## Records provided:
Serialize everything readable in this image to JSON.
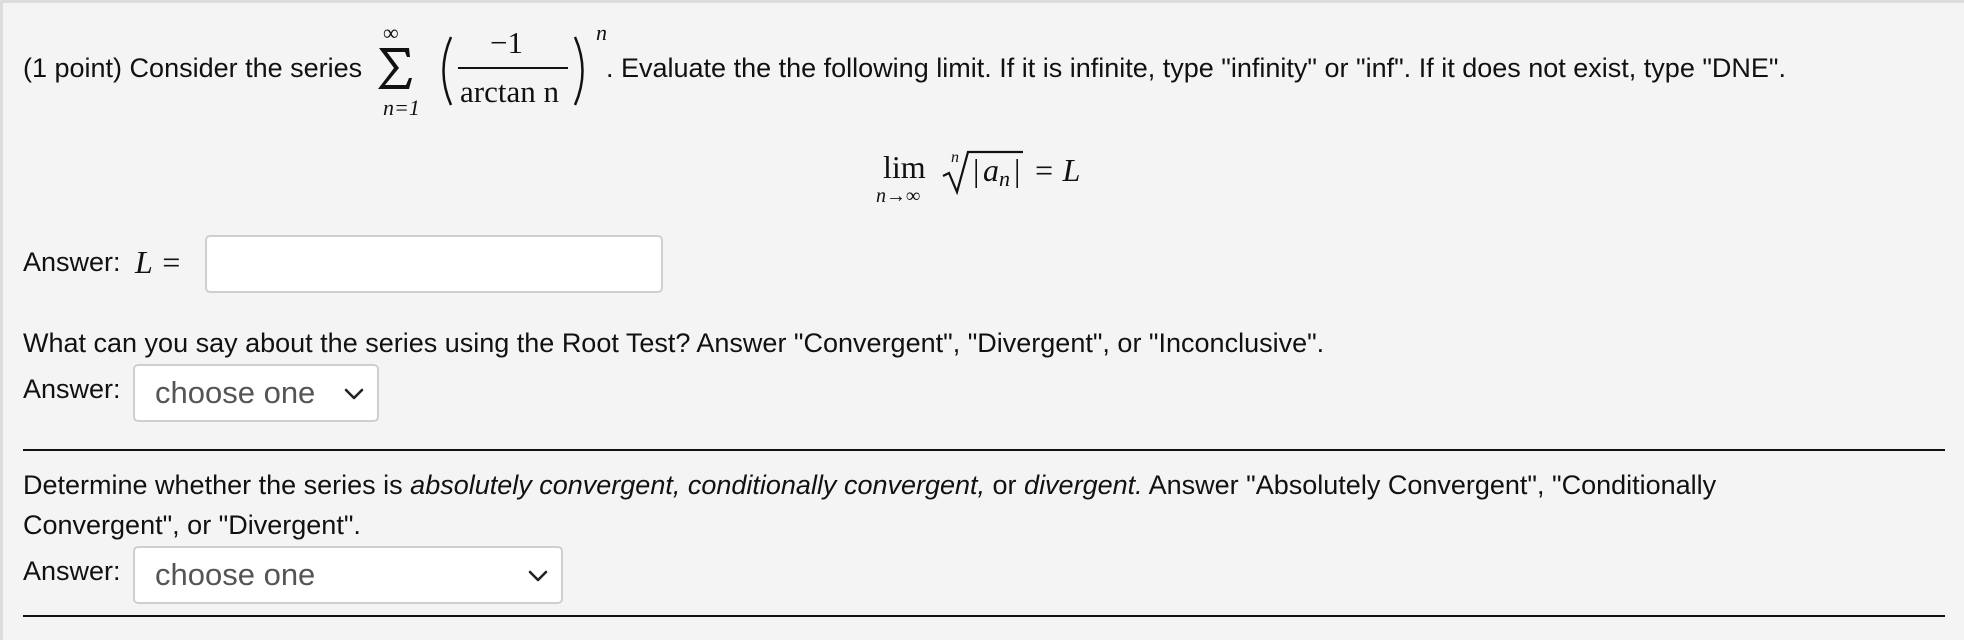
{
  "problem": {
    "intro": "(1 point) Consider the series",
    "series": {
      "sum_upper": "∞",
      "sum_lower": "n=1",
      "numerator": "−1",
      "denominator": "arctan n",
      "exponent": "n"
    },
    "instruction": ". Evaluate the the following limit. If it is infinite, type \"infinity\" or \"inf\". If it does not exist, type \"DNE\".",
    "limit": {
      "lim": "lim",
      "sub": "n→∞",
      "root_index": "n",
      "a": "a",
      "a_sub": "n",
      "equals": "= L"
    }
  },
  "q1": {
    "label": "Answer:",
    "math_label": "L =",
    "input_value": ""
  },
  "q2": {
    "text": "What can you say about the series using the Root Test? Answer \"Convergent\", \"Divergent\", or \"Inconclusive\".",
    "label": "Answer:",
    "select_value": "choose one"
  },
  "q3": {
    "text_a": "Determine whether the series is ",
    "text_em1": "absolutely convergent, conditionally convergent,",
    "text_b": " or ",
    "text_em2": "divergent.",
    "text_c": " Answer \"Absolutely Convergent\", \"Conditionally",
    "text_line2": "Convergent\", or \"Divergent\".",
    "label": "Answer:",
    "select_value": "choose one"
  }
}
==
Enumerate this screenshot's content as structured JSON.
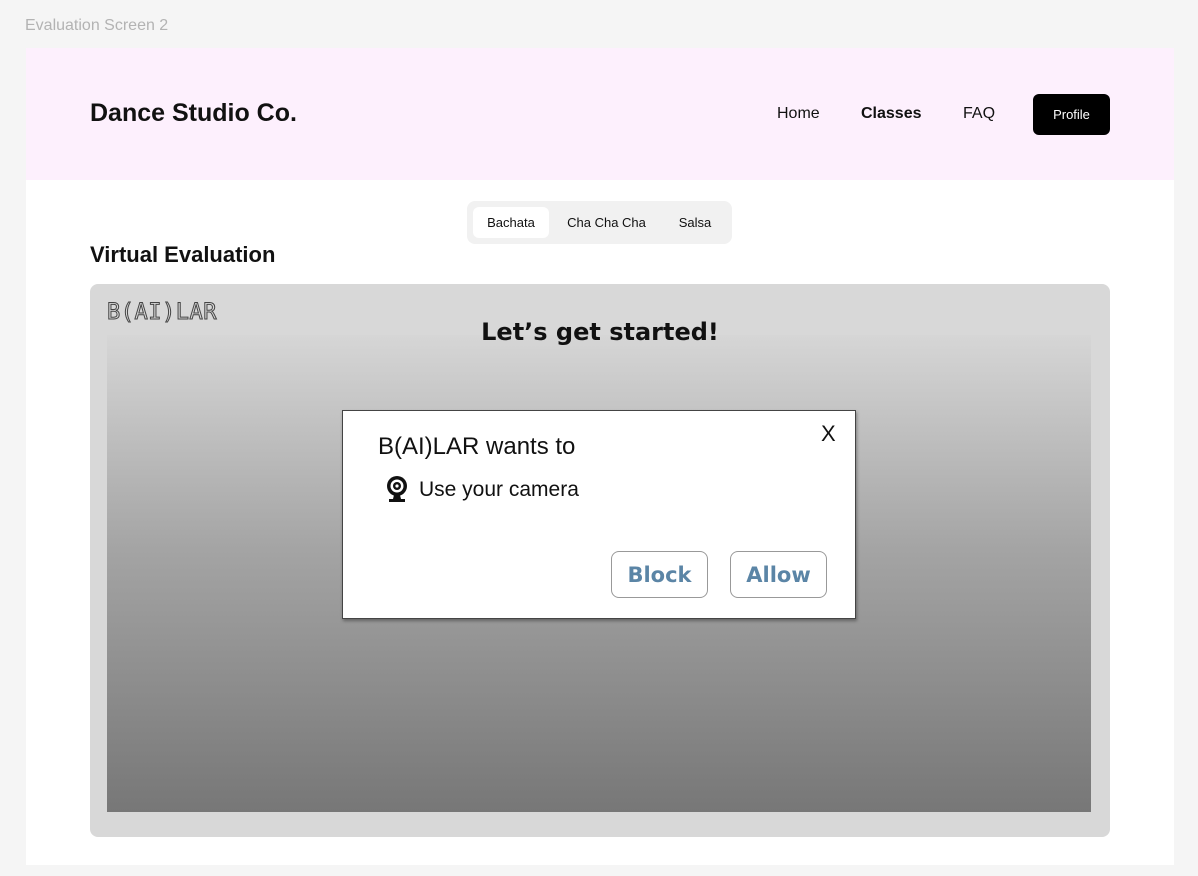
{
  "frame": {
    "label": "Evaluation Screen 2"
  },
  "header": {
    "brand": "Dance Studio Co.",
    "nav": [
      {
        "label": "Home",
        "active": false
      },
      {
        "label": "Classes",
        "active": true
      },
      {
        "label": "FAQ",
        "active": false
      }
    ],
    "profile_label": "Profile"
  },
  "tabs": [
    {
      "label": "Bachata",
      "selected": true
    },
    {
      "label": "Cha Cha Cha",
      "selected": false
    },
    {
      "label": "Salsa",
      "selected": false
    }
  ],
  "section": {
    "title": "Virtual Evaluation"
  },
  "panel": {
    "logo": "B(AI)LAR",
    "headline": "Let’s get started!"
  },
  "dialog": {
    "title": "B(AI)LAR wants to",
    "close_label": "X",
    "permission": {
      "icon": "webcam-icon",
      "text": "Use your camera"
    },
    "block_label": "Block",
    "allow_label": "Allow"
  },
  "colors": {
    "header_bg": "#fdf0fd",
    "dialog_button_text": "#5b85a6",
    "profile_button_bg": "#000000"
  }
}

## The exercise:
Only lines with the word "series" are wanted, so copy each one from the records.

## Answer to the exercise:
    "intro": "(1 point) Consider the series",
    "series": {
    "text": "What can you say about the series using the Root Test? Answer \"Convergent\", \"Divergent\", or \"Inconclusive\".",
    "text_a": "Determine whether the series is ",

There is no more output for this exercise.